Entries taken from a collection:

* * *

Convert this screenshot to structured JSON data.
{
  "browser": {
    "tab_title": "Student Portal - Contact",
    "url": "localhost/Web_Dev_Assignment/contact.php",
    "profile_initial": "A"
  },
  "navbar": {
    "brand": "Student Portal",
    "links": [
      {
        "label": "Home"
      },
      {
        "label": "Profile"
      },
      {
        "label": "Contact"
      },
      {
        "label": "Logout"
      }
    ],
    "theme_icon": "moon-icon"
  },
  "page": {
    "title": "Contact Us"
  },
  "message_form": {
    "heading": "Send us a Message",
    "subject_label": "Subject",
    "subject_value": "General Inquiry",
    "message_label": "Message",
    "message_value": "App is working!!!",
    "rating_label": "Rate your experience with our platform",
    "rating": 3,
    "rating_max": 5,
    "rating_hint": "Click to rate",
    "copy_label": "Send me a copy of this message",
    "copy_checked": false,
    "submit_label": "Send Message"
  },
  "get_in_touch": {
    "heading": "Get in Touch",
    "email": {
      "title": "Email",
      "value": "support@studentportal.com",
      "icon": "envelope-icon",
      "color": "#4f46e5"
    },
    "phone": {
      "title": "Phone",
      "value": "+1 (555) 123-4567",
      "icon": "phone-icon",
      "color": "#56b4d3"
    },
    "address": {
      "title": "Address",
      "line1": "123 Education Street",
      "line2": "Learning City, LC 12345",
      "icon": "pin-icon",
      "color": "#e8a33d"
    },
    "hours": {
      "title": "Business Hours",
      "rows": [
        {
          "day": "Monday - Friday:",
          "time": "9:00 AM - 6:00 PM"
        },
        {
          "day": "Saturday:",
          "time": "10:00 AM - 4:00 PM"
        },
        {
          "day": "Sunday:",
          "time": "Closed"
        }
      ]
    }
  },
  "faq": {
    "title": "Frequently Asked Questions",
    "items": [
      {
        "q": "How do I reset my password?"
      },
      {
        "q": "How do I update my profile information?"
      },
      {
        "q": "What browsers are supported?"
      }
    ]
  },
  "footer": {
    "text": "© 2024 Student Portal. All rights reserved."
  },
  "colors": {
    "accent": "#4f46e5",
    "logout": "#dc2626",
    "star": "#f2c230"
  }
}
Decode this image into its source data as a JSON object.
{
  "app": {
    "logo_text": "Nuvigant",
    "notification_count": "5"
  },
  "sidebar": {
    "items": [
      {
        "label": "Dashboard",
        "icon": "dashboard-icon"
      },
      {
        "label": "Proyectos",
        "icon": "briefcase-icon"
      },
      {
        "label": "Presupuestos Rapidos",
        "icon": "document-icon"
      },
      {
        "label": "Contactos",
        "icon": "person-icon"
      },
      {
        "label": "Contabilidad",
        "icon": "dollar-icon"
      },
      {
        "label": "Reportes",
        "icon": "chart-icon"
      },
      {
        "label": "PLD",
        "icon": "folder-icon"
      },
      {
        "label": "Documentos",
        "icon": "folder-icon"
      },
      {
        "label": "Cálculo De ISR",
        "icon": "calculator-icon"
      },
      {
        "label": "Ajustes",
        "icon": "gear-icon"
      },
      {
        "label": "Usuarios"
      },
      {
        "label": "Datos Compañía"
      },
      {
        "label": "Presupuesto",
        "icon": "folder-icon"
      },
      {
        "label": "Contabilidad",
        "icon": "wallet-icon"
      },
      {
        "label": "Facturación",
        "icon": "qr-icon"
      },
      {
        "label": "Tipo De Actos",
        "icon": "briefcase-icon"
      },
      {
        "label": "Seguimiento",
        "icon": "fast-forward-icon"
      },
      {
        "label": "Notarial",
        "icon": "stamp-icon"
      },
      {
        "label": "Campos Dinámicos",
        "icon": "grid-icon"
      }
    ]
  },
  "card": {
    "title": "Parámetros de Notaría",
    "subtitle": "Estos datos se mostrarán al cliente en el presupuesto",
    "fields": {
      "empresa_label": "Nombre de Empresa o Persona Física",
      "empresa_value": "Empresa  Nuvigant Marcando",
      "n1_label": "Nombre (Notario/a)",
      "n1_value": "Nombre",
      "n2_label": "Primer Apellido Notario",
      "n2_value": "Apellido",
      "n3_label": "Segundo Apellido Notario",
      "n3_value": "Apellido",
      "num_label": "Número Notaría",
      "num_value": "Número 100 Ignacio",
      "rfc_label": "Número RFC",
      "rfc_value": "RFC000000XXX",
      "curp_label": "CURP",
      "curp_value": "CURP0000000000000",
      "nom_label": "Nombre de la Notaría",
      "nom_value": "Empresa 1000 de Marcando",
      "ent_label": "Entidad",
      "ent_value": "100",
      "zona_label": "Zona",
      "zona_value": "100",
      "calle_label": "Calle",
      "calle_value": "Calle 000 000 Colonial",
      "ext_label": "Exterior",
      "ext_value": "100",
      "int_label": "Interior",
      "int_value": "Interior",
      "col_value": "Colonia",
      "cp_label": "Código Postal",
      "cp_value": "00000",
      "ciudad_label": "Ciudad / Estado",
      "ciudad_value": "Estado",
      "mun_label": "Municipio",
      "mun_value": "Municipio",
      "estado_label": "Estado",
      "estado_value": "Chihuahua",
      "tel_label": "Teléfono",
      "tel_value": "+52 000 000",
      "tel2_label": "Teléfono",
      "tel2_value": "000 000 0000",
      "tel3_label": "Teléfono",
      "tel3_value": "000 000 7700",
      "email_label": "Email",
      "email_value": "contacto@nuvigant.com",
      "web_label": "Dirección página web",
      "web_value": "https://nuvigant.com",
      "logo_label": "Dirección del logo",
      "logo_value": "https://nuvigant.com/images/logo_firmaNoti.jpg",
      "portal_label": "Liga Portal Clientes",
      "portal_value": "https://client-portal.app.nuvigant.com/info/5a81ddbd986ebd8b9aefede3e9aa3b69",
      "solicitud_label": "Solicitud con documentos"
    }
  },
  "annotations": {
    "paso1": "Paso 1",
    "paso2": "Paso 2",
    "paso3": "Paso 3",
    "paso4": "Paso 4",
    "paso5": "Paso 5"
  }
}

* * *

■ **What you will do**: Copy every line that includes the string "heading" from the material above.

■ **Full solution**:
    "heading": "Send us a Message",
    "heading": "Get in Touch",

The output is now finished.